— EXTRACT TO READ —
A no deal Brexit will result in exhausted lorry drivers, posing a danger to themselves and other road users, unless the government responds to concerns, Unite the union has warned.
Unite, which represents 50,000 HGV drivers, says lorry drivers will be at the frontline in coping with the disruption predicted on Britain’s roads if the UK leaves without a deal with the European Union. Unite is also concerned that the government could relax or suspend regulations based on EU law which govern driving time for lorry drivers.
HGV drivers are restricted to driving for nine hours a day (extended to 10 hours twice a week) and a total of 56 hours driving a week under EU rules. Compared to this, GB domestic law allows for 10 hour days every day of the week and only 30 minute breaks in between stretches of driving for 5 and a half hours (compared with 45 minutes and 4 and a half hour stretches).
Unite national officer for road transport, Adrian Jones said: "We are just weeks away from a no deal Brexit and yet the government has not thought it necessary to speak to the key group of workers who will keep the UK running.
"Unite will totally oppose any relaxation in driving regulations. This would result in exhausted drivers, with potentially lethal consequences for road users.”
HGVs caused 168 deaths on Britain’s roads in 2017, the latest figures available from the department for Transport.

— DATA RECORDS —
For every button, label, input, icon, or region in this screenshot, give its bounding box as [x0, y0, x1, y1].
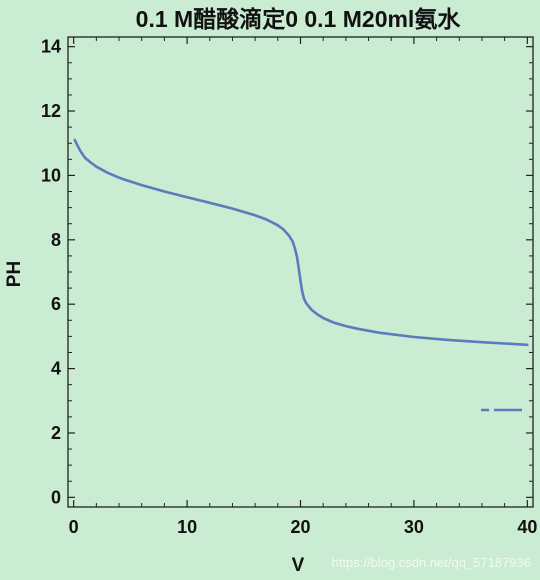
x-axis: 0 10 20 30 40: [69, 37, 537, 537]
x-tick-label: 30: [404, 517, 424, 537]
x-axis-label: V: [292, 555, 305, 576]
y-tick-label: 6: [51, 294, 61, 314]
y-tick-label: 8: [51, 230, 61, 250]
y-axis: 0 2 4 6 8 10 12 14: [41, 37, 533, 507]
y-tick-label: 12: [41, 101, 61, 121]
series-layer: [73, 138, 529, 347]
x-tick-label: 40: [517, 517, 537, 537]
y-tick-label: 2: [51, 423, 61, 443]
y-tick-label: 0: [51, 487, 61, 507]
x-tick-label: 20: [290, 517, 310, 537]
x-tick-label: 0: [69, 517, 79, 537]
y-tick-label: 14: [41, 37, 61, 57]
y-axis-label: PH: [4, 261, 25, 287]
y-tick-label: 4: [51, 359, 61, 379]
y-tick-label: 10: [41, 165, 61, 185]
watermark: https://blog.csdn.net/qq_57187936: [332, 555, 532, 570]
series-line-0: [73, 138, 529, 347]
chart-title: 0.1 M醋酸滴定0 0.1 M20ml氨水: [136, 6, 462, 32]
x-tick-label: 10: [177, 517, 197, 537]
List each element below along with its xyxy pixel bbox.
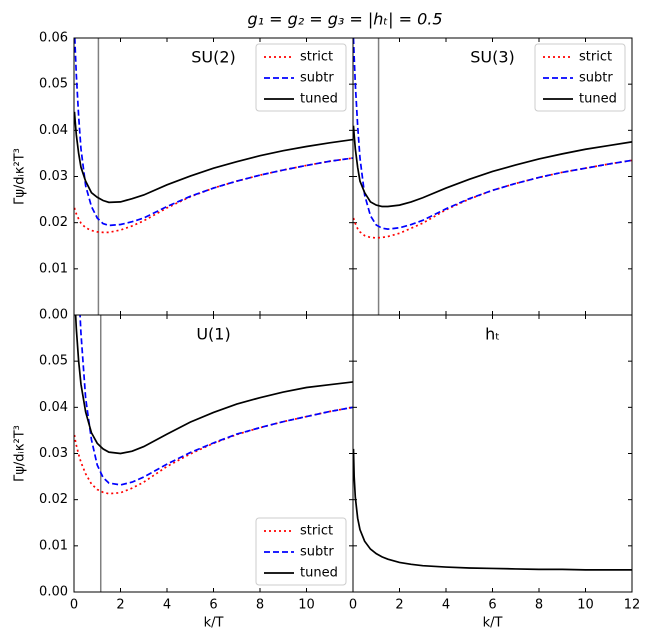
legend-label: subtr — [300, 71, 334, 86]
legend-label: tuned — [300, 566, 338, 581]
legend-label: subtr — [300, 545, 334, 560]
legend-box — [534, 43, 626, 112]
y-tick-label: 0.02 — [39, 215, 68, 230]
data-line — [353, 38, 632, 230]
x-tick-label: 6 — [209, 598, 217, 613]
x-tick-label: 10 — [298, 598, 315, 613]
legend-label: subtr — [579, 71, 613, 86]
y-tick-label: 0.00 — [39, 308, 68, 323]
legend-label: tuned — [579, 92, 617, 107]
y-tick-label: 0.00 — [39, 585, 68, 600]
legend-box — [255, 517, 347, 586]
legend-box — [255, 43, 347, 112]
x-tick-label: 2 — [395, 598, 403, 613]
panel-label: SU(3) — [470, 48, 515, 67]
y-tick-label: 0.03 — [39, 446, 68, 461]
legend-label: strict — [300, 524, 333, 539]
panel: SU(3) strict subtr tuned — [352, 37, 633, 316]
x-tick-label: 4 — [163, 598, 171, 613]
x-tick-label: 0 — [70, 598, 78, 613]
x-tick-label: 8 — [256, 598, 264, 613]
data-line — [353, 448, 632, 571]
panel-label: hₜ — [485, 325, 500, 344]
y-tick-label: 0.06 — [39, 31, 68, 46]
panel: 0.00 0.01 0.02 0.03 0.04 0.05 0.06 SU(2) Γψ/dᵢκ²… — [13, 31, 354, 323]
y-tick-label: 0.01 — [39, 538, 68, 553]
figure-title: g₁ = g₂ = g₃ = |hₜ| = 0.5 — [247, 10, 442, 29]
y-axis-label: Γψ/dᵢκ²T³ — [13, 148, 28, 205]
x-tick-label: 2 — [116, 598, 124, 613]
x-tick-label: 10 — [577, 598, 594, 613]
y-tick-label: 0.02 — [39, 492, 68, 507]
y-tick-label: 0.05 — [39, 77, 68, 92]
data-line — [74, 315, 353, 455]
x-tick-label: 12 — [624, 598, 641, 613]
panel: 0 2 4 6 8 10 12 hₜ k/T — [349, 314, 641, 631]
data-line — [74, 38, 353, 227]
x-axis-label: k/T — [483, 616, 503, 631]
x-tick-label: 0 — [349, 598, 357, 613]
axes-frame — [352, 314, 633, 593]
data-line — [74, 157, 353, 234]
panel-label: SU(2) — [191, 48, 236, 67]
legend-label: strict — [300, 50, 333, 65]
x-tick-label: 8 — [535, 598, 543, 613]
panel-label: U(1) — [196, 325, 230, 344]
data-line — [74, 111, 353, 204]
y-tick-label: 0.03 — [39, 169, 68, 184]
y-tick-label: 0.01 — [39, 261, 68, 276]
data-line — [74, 406, 353, 495]
x-tick-label: 6 — [488, 598, 496, 613]
panel: 0 2 4 6 8 10 0.00 0.01 0.02 0.03 0.04 0.05 U(1) Γψ/dᵢ… — [13, 314, 354, 631]
legend-label: tuned — [300, 92, 338, 107]
data-line — [353, 125, 632, 208]
y-tick-label: 0.05 — [39, 354, 68, 369]
x-axis-label: k/T — [204, 616, 224, 631]
y-tick-label: 0.04 — [39, 123, 68, 138]
y-tick-label: 0.04 — [39, 400, 68, 415]
y-axis-label: Γψ/dᵢκ²T³ — [13, 425, 28, 482]
x-tick-label: 4 — [442, 598, 450, 613]
legend-label: strict — [579, 50, 612, 65]
data-line — [79, 315, 353, 486]
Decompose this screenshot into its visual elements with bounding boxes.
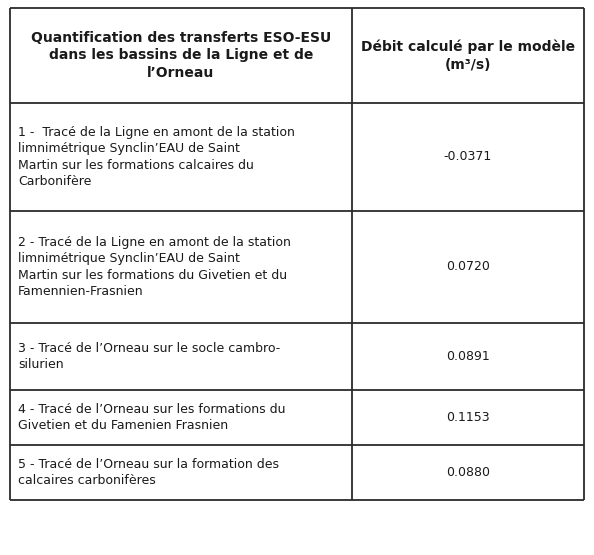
Text: 2 - Tracé de la Ligne en amont de la station
limnimétrique Synclin’EAU de Saint
: 2 - Tracé de la Ligne en amont de la sta… (18, 236, 291, 298)
Text: 0.0720: 0.0720 (446, 260, 489, 274)
Text: 0.1153: 0.1153 (446, 411, 489, 424)
Text: 1 -  Tracé de la Ligne en amont de la station
limnimétrique Synclin’EAU de Saint: 1 - Tracé de la Ligne en amont de la sta… (18, 126, 295, 188)
Text: 4 - Tracé de l’Orneau sur les formations du
Givetien et du Famenien Frasnien: 4 - Tracé de l’Orneau sur les formations… (18, 403, 286, 432)
Text: 0.0880: 0.0880 (446, 466, 490, 479)
Text: Quantification des transferts ESO-ESU
dans les bassins de la Ligne et de
l’Ornea: Quantification des transferts ESO-ESU da… (31, 31, 331, 80)
Text: 0.0891: 0.0891 (446, 350, 489, 363)
Text: 3 - Tracé de l’Orneau sur le socle cambro-
silurien: 3 - Tracé de l’Orneau sur le socle cambr… (18, 342, 280, 371)
Text: -0.0371: -0.0371 (444, 150, 492, 164)
Text: Débit calculé par le modèle
(m³/s): Débit calculé par le modèle (m³/s) (361, 39, 575, 72)
Text: 5 - Tracé de l’Orneau sur la formation des
calcaires carbonifères: 5 - Tracé de l’Orneau sur la formation d… (18, 458, 279, 487)
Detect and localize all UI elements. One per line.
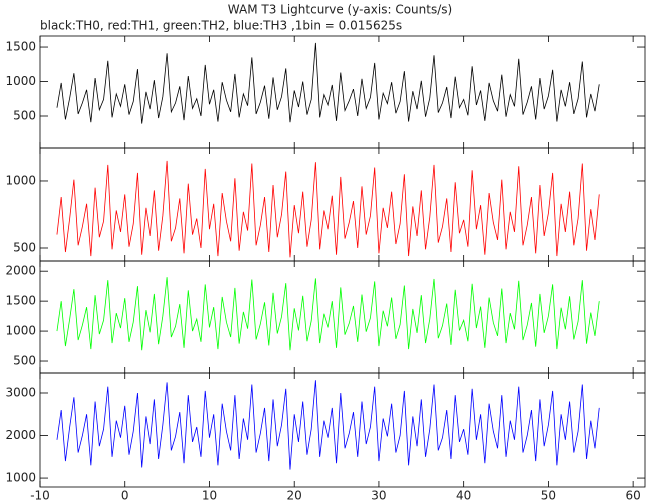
x-tick-label: 10 — [202, 489, 217, 503]
x-tick-label: 60 — [625, 489, 640, 503]
lightcurve — [56, 277, 600, 351]
y-tick-label: 1500 — [5, 294, 36, 308]
panel-frame — [39, 372, 646, 488]
x-tick-label: 20 — [287, 489, 302, 503]
chart-subtitle: black:TH0, red:TH1, green:TH2, blue:TH3 … — [40, 19, 402, 33]
x-tick-label: 0 — [121, 489, 129, 503]
y-tick-label: 1000 — [5, 324, 36, 338]
y-tick-label: 500 — [13, 354, 36, 368]
x-tick-label: 50 — [541, 489, 556, 503]
lightcurve — [56, 42, 600, 124]
lightcurve — [56, 160, 600, 258]
y-tick-label: 500 — [13, 240, 36, 254]
x-tick-label: -10 — [30, 489, 50, 503]
y-tick-label: 1000 — [5, 173, 36, 187]
y-tick-label: 2000 — [5, 428, 36, 442]
y-tick-label: 500 — [13, 109, 36, 123]
y-tick-label: 2000 — [5, 264, 36, 278]
chart-title: WAM T3 Lightcurve (y-axis: Counts/s) — [228, 3, 452, 17]
y-tick-label: 1000 — [5, 74, 36, 88]
panel-frame — [39, 260, 646, 374]
x-tick-label: 30 — [371, 489, 386, 503]
lightcurve — [56, 380, 600, 470]
y-tick-label: 1000 — [5, 471, 36, 485]
x-tick-label: 40 — [456, 489, 471, 503]
y-tick-label: 1500 — [5, 40, 36, 54]
y-tick-label: 3000 — [5, 385, 36, 399]
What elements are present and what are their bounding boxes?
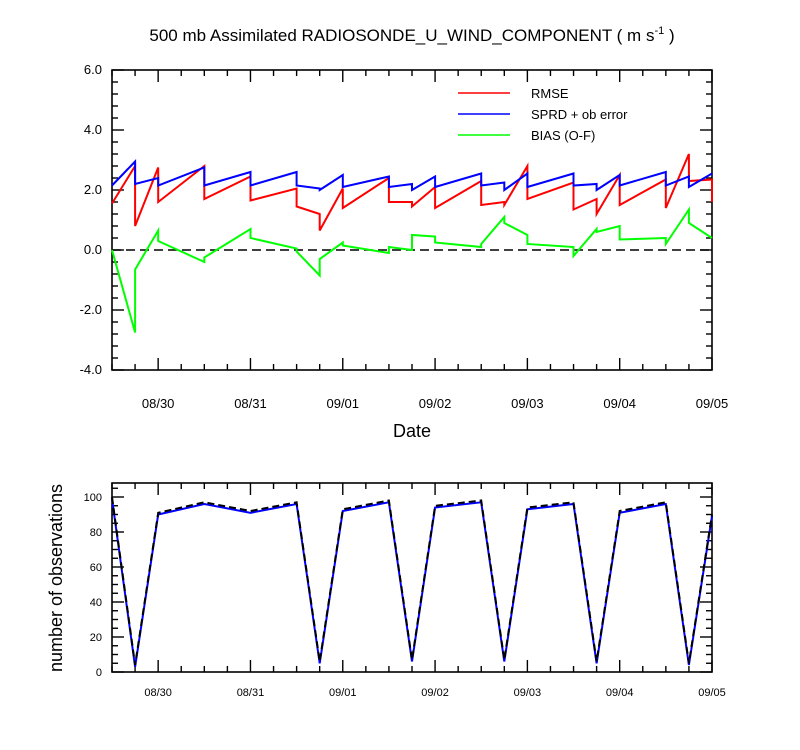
bottom-xtick-label: 08/30 bbox=[144, 687, 172, 699]
top-ytick-label: 4.0 bbox=[84, 122, 102, 137]
legend-label-2: BIAS (O-F) bbox=[531, 128, 595, 143]
bottom-ytick-label: 40 bbox=[90, 597, 102, 609]
bottom-xtick-label: 09/05 bbox=[698, 687, 726, 699]
top-plot: 08/30 08/31 09/01 09/02 09/03 09/04 09/05 -4.0 -… bbox=[80, 62, 729, 411]
top-ytick-label: -4.0 bbox=[80, 362, 102, 377]
bottom-xtick-label: 09/02 bbox=[421, 687, 449, 699]
bottom-xtick-label: 09/01 bbox=[329, 687, 357, 699]
bottom-xtick-label: 08/31 bbox=[237, 687, 265, 699]
bottom-series-0 bbox=[111, 496, 713, 666]
bottom-xtick-label: 09/04 bbox=[606, 687, 634, 699]
top-ytick-label: 2.0 bbox=[84, 182, 102, 197]
top-xtick-label: 09/02 bbox=[419, 396, 452, 411]
bottom-ytick-label: 60 bbox=[90, 562, 102, 574]
bottom-xtick-label: 09/03 bbox=[514, 687, 542, 699]
bottom-plot: 08/30 08/31 09/01 09/02 09/03 09/04 09/05 0 20 40… bbox=[84, 482, 726, 699]
chart-title: 500 mb Assimilated RADIOSONDE_U_WIND_COM… bbox=[149, 25, 674, 45]
top-xtick-label: 09/01 bbox=[326, 396, 359, 411]
bottom-ytick-label: 100 bbox=[84, 492, 102, 504]
bottom-ytick-label: 80 bbox=[90, 527, 102, 539]
bottom-ytick-label: 0 bbox=[96, 667, 102, 679]
top-ytick-label: 0.0 bbox=[84, 242, 102, 257]
top-series-1 bbox=[111, 159, 713, 192]
top-xtick-label: 08/30 bbox=[142, 396, 175, 411]
top-xtick-label: 09/05 bbox=[696, 396, 729, 411]
title-end: ) bbox=[664, 26, 674, 45]
bottom-series-1 bbox=[111, 498, 713, 667]
bottom-ylabel: number of observations bbox=[46, 484, 66, 672]
legend-label-1: SPRD + ob error bbox=[531, 107, 628, 122]
top-xtick-label: 09/04 bbox=[603, 396, 636, 411]
title-main: 500 mb Assimilated RADIOSONDE_U_WIND_COM… bbox=[149, 26, 654, 45]
legend: RMSE SPRD + ob error BIAS (O-F) bbox=[458, 86, 628, 143]
bottom-ytick-label: 20 bbox=[90, 632, 102, 644]
top-ytick-label: 6.0 bbox=[84, 62, 102, 77]
top-xtick-label: 08/31 bbox=[234, 396, 267, 411]
top-xtick-label: 09/03 bbox=[511, 396, 544, 411]
title-superscript: -1 bbox=[654, 25, 664, 37]
top-ytick-label: -2.0 bbox=[80, 302, 102, 317]
top-series-2 bbox=[111, 206, 713, 333]
top-xlabel: Date bbox=[393, 421, 431, 441]
legend-label-0: RMSE bbox=[531, 86, 569, 101]
top-series-0 bbox=[111, 153, 713, 231]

— TO-DO LIST —
1 > Answer these from the Brexit lorry driver text:
(a) How many HGV drivers does Unite represent?
(b) What is the total weekly driving limit for HGV drivers under EU rules?
(c) How many deaths did HGVs cause on Britain's roads in 2017?
2 > Echo the part of the Brexit lorry driver text starting at "Unite, which represents" and ending at "half hour stretches).".

— SOLUTIONS IN ORDER —
1 >
(a) 50,000
(b) 56 hours
(c) 168

2 >
Unite, which represents 50,000 HGV drivers, says lorry drivers will be at the frontline in coping with the disruption predicted on Britain’s roads if the UK leaves without a deal with the European Union. Unite is also concerned that the government could relax or suspend regulations based on EU law which govern driving time for lorry drivers.
HGV drivers are restricted to driving for nine hours a day (extended to 10 hours twice a week) and a total of 56 hours driving a week under EU rules. Compared to this, GB domestic law allows for 10 hour days every day of the week and only 30 minute breaks in between stretches of driving for 5 and a half hours (compared with 45 minutes and 4 and a half hour stretches).